Stored entries
◇ ◇ ◇

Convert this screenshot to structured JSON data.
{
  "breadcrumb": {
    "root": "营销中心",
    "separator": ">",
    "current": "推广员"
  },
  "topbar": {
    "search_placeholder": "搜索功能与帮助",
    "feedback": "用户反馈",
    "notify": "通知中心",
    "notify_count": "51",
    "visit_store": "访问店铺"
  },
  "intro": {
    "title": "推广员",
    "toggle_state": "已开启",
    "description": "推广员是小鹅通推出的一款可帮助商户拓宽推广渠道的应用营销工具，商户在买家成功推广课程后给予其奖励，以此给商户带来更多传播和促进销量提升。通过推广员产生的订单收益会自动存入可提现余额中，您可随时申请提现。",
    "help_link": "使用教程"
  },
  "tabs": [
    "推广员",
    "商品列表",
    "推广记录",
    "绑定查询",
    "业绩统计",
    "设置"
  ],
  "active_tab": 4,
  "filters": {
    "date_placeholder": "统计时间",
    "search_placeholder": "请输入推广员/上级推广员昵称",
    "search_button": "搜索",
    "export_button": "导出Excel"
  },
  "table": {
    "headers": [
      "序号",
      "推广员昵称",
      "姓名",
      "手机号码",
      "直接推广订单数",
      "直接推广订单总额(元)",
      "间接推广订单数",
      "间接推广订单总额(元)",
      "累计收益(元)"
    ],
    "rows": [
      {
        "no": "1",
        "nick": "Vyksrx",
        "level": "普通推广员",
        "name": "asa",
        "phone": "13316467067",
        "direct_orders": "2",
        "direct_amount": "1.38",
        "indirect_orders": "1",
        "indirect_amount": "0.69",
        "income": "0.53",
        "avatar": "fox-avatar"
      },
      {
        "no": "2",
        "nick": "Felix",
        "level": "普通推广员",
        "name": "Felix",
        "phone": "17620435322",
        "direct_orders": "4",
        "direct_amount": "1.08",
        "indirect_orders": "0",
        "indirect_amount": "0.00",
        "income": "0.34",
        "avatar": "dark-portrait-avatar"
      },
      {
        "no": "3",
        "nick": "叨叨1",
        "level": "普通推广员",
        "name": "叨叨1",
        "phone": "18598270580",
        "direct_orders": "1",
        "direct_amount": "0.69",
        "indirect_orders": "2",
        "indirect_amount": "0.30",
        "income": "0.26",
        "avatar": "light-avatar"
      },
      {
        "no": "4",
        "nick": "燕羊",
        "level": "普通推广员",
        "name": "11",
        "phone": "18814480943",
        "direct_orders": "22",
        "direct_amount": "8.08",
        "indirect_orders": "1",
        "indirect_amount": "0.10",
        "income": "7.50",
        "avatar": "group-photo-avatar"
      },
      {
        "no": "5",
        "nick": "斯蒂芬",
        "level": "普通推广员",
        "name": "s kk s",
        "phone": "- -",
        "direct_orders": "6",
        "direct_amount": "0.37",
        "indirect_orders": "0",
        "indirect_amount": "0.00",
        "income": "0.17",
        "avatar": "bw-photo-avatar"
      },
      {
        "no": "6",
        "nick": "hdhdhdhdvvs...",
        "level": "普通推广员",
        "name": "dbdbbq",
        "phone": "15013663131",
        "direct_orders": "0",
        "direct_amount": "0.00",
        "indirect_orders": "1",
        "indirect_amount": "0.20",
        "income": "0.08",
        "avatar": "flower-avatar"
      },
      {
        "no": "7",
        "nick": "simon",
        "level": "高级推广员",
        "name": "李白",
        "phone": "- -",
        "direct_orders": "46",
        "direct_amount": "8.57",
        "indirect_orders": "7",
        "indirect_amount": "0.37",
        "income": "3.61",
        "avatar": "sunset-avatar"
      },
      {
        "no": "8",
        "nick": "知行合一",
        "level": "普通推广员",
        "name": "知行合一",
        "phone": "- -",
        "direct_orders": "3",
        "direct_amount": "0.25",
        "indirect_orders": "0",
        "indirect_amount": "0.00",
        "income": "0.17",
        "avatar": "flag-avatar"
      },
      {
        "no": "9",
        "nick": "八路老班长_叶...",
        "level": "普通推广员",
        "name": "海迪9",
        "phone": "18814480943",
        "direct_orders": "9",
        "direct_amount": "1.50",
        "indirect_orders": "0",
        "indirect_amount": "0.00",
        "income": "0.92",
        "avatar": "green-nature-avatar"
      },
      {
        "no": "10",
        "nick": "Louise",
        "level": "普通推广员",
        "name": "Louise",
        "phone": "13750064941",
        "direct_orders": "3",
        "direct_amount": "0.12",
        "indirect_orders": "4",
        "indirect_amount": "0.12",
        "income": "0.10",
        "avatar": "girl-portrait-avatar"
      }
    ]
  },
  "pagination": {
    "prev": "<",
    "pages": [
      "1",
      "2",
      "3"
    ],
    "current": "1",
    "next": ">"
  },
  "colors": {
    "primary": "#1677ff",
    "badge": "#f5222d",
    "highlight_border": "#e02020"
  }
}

◇ ◇ ◇

Retype every entry word for word.

Convert this screenshot to structured JSON data.
{
  "breadcrumb": {
    "root": "营销中心",
    "separator": ">",
    "current": "推广员"
  },
  "topbar": {
    "search_placeholder": "搜索功能与帮助",
    "feedback": "用户反馈",
    "notify": "通知中心",
    "notify_count": "51",
    "visit_store": "访问店铺"
  },
  "intro": {
    "title": "推广员",
    "toggle_state": "已开启",
    "description": "推广员是小鹅通推出的一款可帮助商户拓宽推广渠道的应用营销工具，商户在买家成功推广课程后给予其奖励，以此给商户带来更多传播和促进销量提升。通过推广员产生的订单收益会自动存入可提现余额中，您可随时申请提现。",
    "help_link": "使用教程"
  },
  "tabs": [
    "推广员",
    "商品列表",
    "推广记录",
    "绑定查询",
    "业绩统计",
    "设置"
  ],
  "active_tab": 4,
  "filters": {
    "date_placeholder": "统计时间",
    "search_placeholder": "请输入推广员/上级推广员昵称",
    "search_button": "搜索",
    "export_button": "导出Excel"
  },
  "table": {
    "headers": [
      "序号",
      "推广员昵称",
      "姓名",
      "手机号码",
      "直接推广订单数",
      "直接推广订单总额(元)",
      "间接推广订单数",
      "间接推广订单总额(元)",
      "累计收益(元)"
    ],
    "rows": [
      {
        "no": "1",
        "nick": "Vyksrx",
        "level": "普通推广员",
        "name": "asa",
        "phone": "13316467067",
        "direct_orders": "2",
        "direct_amount": "1.38",
        "indirect_orders": "1",
        "indirect_amount": "0.69",
        "income": "0.53",
        "avatar": "fox-avatar"
      },
      {
        "no": "2",
        "nick": "Felix",
        "level": "普通推广员",
        "name": "Felix",
        "phone": "17620435322",
        "direct_orders": "4",
        "direct_amount": "1.08",
        "indirect_orders": "0",
        "indirect_amount": "0.00",
        "income": "0.34",
        "avatar": "dark-portrait-avatar"
      },
      {
        "no": "3",
        "nick": "叨叨1",
        "level": "普通推广员",
        "name": "叨叨1",
        "phone": "18598270580",
        "direct_orders": "1",
        "direct_amount": "0.69",
        "indirect_orders": "2",
        "indirect_amount": "0.30",
        "income": "0.26",
        "avatar": "light-avatar"
      },
      {
        "no": "4",
        "nick": "燕羊",
        "level": "普通推广员",
        "name": "11",
        "phone": "18814480943",
        "direct_orders": "22",
        "direct_amount": "8.08",
        "indirect_orders": "1",
        "indirect_amount": "0.10",
        "income": "7.50",
        "avatar": "group-photo-avatar"
      },
      {
        "no": "5",
        "nick": "斯蒂芬",
        "level": "普通推广员",
        "name": "s kk s",
        "phone": "- -",
        "direct_orders": "6",
        "direct_amount": "0.37",
        "indirect_orders": "0",
        "indirect_amount": "0.00",
        "income": "0.17",
        "avatar": "bw-photo-avatar"
      },
      {
        "no": "6",
        "nick": "hdhdhdhdvvs...",
        "level": "普通推广员",
        "name": "dbdbbq",
        "phone": "15013663131",
        "direct_orders": "0",
        "direct_amount": "0.00",
        "indirect_orders": "1",
        "indirect_amount": "0.20",
        "income": "0.08",
        "avatar": "flower-avatar"
      },
      {
        "no": "7",
        "nick": "simon",
        "level": "高级推广员",
        "name": "李白",
        "phone": "- -",
        "direct_orders": "46",
        "direct_amount": "8.57",
        "indirect_orders": "7",
        "indirect_amount": "0.37",
        "income": "3.61",
        "avatar": "sunset-avatar"
      },
      {
        "no": "8",
        "nick": "知行合一",
        "level": "普通推广员",
        "name": "知行合一",
        "phone": "- -",
        "direct_orders": "3",
        "direct_amount": "0.25",
        "indirect_orders": "0",
        "indirect_amount": "0.00",
        "income": "0.17",
        "avatar": "flag-avatar"
      },
      {
        "no": "9",
        "nick": "八路老班长_叶...",
        "level": "普通推广员",
        "name": "海迪9",
        "phone": "18814480943",
        "direct_orders": "9",
        "direct_amount": "1.50",
        "indirect_orders": "0",
        "indirect_amount": "0.00",
        "income": "0.92",
        "avatar": "green-nature-avatar"
      },
      {
        "no": "10",
        "nick": "Louise",
        "level": "普通推广员",
        "name": "Louise",
        "phone": "13750064941",
        "direct_orders": "3",
        "direct_amount": "0.12",
        "indirect_orders": "4",
        "indirect_amount": "0.12",
        "income": "0.10",
        "avatar": "girl-portrait-avatar"
      }
    ]
  },
  "pagination": {
    "prev": "<",
    "pages": [
      "1",
      "2",
      "3"
    ],
    "current": "1",
    "next": ">"
  },
  "colors": {
    "primary": "#1677ff",
    "badge": "#f5222d",
    "highlight_border": "#e02020"
  }
}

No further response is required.